### PROVIDED INFORMATION ###
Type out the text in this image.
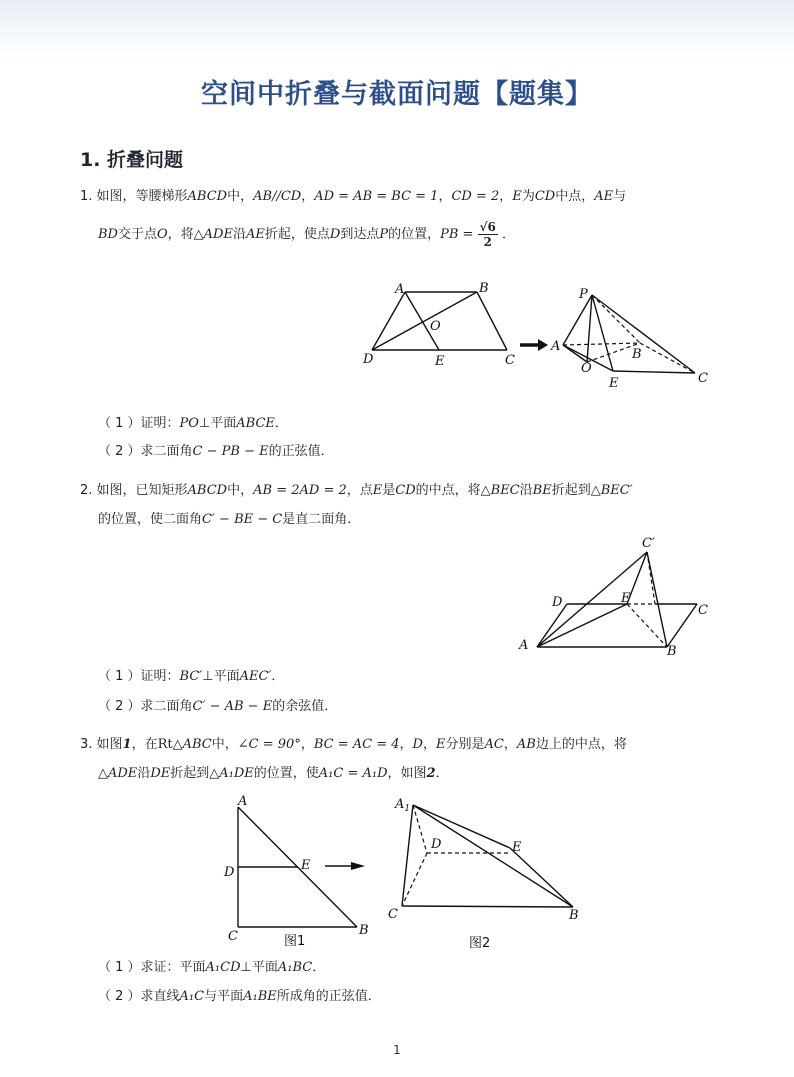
空间中折叠与截面问题【题集】
1. 折叠问题
1. 如图，等腰梯形ABCD中，AB//CD，AD = AB = BC = 1，CD = 2，E为CD中点，AE与
BD交于点O，将△ADE沿AE折起，使点D到达点P的位置，PB = $\frac{√6}{2}$ ．
A	B
O
D	E	C
P
A
B
O
E	C
（ 1 ）证明：PO⊥平面ABCE．
（ 2 ）求二面角C − PB − E的正弦值．
2. 如图，已知矩形ABCD中，AB = 2AD = 2，点E是CD的中点，将△BEC沿BE折起到△BEC′
的位置，使二面角C′ − BE − C是直二面角．
C′
D	E
C
A	B
（ 1 ）证明：BC′⊥平面AEC′．
（ 2 ）求二面角C′ − AB − E的余弦值．
3. 如图1，在Rt△ABC中，∠C = 90°，BC = AC = 4，D，E分别是AC，AB边上的中点，将
△ADE沿DE折起到△A₁DE的位置，使A₁C = A₁D，如图2．
A
D	E
C	B
图1
$A_1$
D	E
C	B
图2
（ 1 ）求证：平面A₁CD⊥平面A₁BC．
（ 2 ）求直线A₁C与平面A₁BE所成角的正弦值．
1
###
* [CHALLENGE]
Reproduce the material word for word, minus the images.

* [CORRECT ANSWER]
Type out the text in this image.
空间中折叠与截面问题【题集】
1. 折叠问题
1. 如图，等腰梯形ABCD中，AB//CD，AD = AB = BC = 1，CD = 2，E为CD中点，AE与
BD交于点O，将△ADE沿AE折起，使点D到达点P的位置，PB = $\frac{√6}{2}$ ．
A	B
O
D	E	C
P
A
B
O
E	C
（ 1 ）证明：PO⊥平面ABCE．
（ 2 ）求二面角C − PB − E的正弦值．
2. 如图，已知矩形ABCD中，AB = 2AD = 2，点E是CD的中点，将△BEC沿BE折起到△BEC′
的位置，使二面角C′ − BE − C是直二面角．
C′
D	E
C
A	B
（ 1 ）证明：BC′⊥平面AEC′．
（ 2 ）求二面角C′ − AB − E的余弦值．
3. 如图1，在Rt△ABC中，∠C = 90°，BC = AC = 4，D，E分别是AC，AB边上的中点，将
△ADE沿DE折起到△A₁DE的位置，使A₁C = A₁D，如图2．
A
D	E
C	B
图1
$A_1$
D	E
C	B
图2
（ 1 ）求证：平面A₁CD⊥平面A₁BC．
（ 2 ）求直线A₁C与平面A₁BE所成角的正弦值．
1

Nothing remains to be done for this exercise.